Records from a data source
......

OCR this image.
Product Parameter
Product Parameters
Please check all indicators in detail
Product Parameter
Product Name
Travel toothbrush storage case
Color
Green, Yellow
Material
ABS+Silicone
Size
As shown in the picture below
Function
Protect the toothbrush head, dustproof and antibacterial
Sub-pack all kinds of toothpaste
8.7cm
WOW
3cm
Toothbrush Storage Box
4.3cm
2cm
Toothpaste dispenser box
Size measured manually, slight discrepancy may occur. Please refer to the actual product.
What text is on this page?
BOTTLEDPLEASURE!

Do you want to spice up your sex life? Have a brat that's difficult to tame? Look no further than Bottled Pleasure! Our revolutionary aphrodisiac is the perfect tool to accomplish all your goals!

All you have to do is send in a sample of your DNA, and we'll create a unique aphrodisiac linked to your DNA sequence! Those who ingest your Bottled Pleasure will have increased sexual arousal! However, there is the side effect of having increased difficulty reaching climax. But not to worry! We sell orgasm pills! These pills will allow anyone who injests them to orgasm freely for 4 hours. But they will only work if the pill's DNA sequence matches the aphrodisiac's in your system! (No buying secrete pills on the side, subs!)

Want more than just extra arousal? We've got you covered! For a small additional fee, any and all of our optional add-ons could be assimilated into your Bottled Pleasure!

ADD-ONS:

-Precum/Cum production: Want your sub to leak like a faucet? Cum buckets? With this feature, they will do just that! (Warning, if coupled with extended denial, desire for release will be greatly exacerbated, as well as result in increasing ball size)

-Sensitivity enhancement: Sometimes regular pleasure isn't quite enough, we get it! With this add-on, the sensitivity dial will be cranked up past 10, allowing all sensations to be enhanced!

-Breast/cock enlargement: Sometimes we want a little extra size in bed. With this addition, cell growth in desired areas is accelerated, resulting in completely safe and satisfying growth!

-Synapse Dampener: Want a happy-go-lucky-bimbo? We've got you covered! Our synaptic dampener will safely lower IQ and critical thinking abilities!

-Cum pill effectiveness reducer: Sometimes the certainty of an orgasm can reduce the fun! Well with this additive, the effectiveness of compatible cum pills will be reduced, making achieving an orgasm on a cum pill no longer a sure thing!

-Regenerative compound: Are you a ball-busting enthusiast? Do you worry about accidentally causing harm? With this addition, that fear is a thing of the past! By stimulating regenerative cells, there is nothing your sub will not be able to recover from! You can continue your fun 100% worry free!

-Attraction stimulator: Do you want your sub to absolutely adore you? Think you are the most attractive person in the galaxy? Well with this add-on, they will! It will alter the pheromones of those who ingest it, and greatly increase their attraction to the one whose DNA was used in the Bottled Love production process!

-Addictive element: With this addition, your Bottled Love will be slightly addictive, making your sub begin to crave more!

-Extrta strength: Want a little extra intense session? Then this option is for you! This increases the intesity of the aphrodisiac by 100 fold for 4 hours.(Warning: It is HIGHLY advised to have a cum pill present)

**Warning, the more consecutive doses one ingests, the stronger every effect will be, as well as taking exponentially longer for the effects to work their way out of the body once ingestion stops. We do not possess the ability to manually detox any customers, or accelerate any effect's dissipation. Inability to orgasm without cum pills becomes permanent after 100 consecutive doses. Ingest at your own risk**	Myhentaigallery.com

......

Work task
Pull every line that holds the string "production" out of the records.

Exercise answer
-Precum/Cum production: Want your sub to leak like a faucet? Cum buckets? With this feature, they will do just that! (Warning, if coupled with extended denial, desire for release will be greatly exacerbated, as well as result in increasing ball size)
-Attraction stimulator: Do you want your sub to absolutely adore you? Think you are the most attractive person in the galaxy? Well with this add-on, they will! It will alter the pheromones of those who ingest it, and greatly increase their attraction to the one whose DNA was used in the Bottled Love production process!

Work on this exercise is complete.